**TO DO:**
Reproduce verbatim the stretch of the interview below from "I love that." through "wall of difference.".

Mr. Orbit, you’ve worked as a musician, a music producer, a composer, and an artist. Does it sometimes feel like you’ve lived several different lives in one?
I do dwell on that thought sometimes, and it does feel like that very much so. I mean, my life up to the age of 16, and my life before I studied music between the ages of 17 to 23, were very different. And then at 23, getting into music where it paid rent and I didn't have to do anything else to earn a living, that feels like a different life, too. Within music especially, there's been definitely three or four utterly, utterly separate mindsets.
Are you nostalgic for those earlier, younger lives?
Well, the age thing… You don't realize at the time, but the reason why all the doors were open was because of that. I certainly didn't realize it, I had no idea at the time. You can hear it, it can't be faked. I don't know what it is, I’ve tried to deconstruct it many times… There's something fearless in it. And I do feel very fearless at the moment. I'm aware that I'm not going to sound young on my new record, The Painter, no one's going to listen to it thinking, "Ah, that's a 23 year old’s music," that isn’t going to happen. But I do feel the same sense of fearlessness as I did when I was younger. And I've only ever had that a few times in my life.
“When you’re working, you just don’t get musical disagreements. It’s so rare. It doesn’t happen because you’re in this common cause.”
How was it to collaborate with so many artists for this album — rather than collaborating with them on their music, like when you were producing and remixing for artists like Blur, Queen, and Prince?
Making the album, the whole thing has been fun and it came really easy. I’ve never had so much fun in life, working with my favorite singers who gave me their best stuff. Collaboration gives me a great gift. I know what I want, and I'm very clear. And I know that they know I know what I want! But I'm absolutely open. I'm very diplomatic. There’s never a disagreement. When you're working, you just don't get musical disagreements, maybe in some cases you might get procedural disagreements, technically speaking; but musically speaking, it's so rare. It doesn't happen because you're in this common cause. Musicians are great communicators, you know, someone will tell you, “Oh, it needs to sound like butterflies kissing concrete." And you’re like, “Oh, okay. Got it!”
Apparently artists would sometimes just hum a melody to you, and you could make a song out of that.
I love that. Acapella, you know? Hum a melody and a lyric into a phone and send it to me on a file and I'll just be in heaven, cloaking it in majesty. So working with singers in this case, they were all great, we had some fun times. And working with a label, it's been a joy. I think that’s good, you know, you have to have a feeling for it. I don't want to sound smug, but I mean, I'm in a very good place. Because for a while, I was really just fed up with the wall of difference.
You mean that you felt that people were apathetic towards your work for a time?

**DATA RECORDS:**
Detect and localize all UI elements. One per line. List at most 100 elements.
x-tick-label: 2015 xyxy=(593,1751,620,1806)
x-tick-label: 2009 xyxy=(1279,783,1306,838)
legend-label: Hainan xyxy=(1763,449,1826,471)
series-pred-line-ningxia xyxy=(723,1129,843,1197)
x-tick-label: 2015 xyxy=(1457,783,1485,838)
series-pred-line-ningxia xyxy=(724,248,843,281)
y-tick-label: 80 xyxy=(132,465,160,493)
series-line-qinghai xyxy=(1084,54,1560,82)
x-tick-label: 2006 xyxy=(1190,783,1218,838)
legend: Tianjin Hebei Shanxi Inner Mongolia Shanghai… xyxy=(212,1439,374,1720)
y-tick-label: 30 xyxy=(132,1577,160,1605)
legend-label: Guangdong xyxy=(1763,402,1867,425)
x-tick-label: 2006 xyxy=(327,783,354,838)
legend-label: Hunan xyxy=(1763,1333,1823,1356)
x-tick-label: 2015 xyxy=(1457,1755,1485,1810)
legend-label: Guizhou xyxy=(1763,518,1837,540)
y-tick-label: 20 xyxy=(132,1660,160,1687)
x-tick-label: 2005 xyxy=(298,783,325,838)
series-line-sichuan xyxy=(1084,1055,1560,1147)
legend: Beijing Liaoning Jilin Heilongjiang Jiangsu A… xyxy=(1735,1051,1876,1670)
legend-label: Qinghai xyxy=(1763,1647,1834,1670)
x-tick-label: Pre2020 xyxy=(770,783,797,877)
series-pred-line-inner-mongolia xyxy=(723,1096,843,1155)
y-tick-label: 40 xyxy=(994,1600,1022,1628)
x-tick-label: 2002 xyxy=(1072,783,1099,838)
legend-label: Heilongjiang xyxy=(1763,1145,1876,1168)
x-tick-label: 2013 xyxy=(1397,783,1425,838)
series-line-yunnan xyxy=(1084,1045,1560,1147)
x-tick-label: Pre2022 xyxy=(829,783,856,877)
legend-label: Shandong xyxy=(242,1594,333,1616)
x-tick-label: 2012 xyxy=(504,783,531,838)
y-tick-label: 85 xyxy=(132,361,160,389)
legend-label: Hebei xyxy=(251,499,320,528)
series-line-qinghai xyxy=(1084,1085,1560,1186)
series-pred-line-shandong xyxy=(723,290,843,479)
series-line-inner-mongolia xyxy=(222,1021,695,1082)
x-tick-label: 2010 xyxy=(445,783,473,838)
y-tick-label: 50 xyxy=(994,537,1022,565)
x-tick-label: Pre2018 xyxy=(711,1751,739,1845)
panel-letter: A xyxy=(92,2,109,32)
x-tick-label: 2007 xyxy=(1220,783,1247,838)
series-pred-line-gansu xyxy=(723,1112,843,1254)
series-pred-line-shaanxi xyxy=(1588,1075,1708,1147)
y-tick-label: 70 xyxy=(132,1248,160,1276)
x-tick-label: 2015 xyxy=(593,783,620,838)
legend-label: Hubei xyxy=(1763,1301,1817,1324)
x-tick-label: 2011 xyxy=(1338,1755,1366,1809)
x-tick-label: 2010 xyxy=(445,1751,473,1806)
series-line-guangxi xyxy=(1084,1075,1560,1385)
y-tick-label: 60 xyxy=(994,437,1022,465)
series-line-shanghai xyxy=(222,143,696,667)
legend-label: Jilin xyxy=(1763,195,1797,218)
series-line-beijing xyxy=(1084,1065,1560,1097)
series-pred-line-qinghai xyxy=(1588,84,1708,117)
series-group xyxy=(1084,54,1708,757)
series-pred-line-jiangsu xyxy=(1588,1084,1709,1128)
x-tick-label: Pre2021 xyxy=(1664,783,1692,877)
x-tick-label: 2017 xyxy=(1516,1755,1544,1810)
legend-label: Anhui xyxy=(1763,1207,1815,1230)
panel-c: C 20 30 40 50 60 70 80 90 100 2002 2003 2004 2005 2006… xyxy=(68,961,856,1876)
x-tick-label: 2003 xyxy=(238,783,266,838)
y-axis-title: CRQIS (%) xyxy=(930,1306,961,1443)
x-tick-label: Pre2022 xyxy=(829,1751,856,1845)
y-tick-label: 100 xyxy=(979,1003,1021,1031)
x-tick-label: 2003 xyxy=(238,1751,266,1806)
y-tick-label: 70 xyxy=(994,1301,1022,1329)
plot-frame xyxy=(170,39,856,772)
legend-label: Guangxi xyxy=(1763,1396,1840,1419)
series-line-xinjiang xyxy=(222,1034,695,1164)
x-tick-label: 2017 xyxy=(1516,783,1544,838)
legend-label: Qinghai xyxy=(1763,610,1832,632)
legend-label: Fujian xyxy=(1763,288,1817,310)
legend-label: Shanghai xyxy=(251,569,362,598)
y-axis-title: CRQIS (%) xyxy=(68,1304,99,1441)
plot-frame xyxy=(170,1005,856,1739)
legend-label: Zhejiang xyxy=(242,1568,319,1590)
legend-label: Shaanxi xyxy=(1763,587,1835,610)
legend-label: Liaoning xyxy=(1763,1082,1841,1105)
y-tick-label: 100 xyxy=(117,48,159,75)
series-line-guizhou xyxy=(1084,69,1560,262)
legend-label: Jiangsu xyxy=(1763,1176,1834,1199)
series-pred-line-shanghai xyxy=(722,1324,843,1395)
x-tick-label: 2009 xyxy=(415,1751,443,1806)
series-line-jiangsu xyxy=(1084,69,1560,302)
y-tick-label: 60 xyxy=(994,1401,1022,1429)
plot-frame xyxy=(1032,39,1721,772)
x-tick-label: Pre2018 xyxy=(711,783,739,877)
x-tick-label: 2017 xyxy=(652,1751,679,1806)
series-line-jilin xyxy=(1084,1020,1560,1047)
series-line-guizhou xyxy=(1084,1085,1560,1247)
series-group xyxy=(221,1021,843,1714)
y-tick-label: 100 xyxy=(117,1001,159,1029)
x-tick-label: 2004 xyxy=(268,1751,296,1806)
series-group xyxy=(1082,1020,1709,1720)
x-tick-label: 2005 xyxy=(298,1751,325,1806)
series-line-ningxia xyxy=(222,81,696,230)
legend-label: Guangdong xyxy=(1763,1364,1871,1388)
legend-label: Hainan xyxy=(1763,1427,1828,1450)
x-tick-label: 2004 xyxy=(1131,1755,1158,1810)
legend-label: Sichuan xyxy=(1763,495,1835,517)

**ANSWER TO THE TASK:**
I love that. Acapella, you know? Hum a melody and a lyric into a phone and send it to me on a file and I'll just be in heaven, cloaking it in majesty. So working with singers in this case, they were all great, we had some fun times. And working with a label, it's been a joy. I think that’s good, you know, you have to have a feeling for it. I don't want to sound smug, but I mean, I'm in a very good place. Because for a while, I was really just fed up with the wall of difference.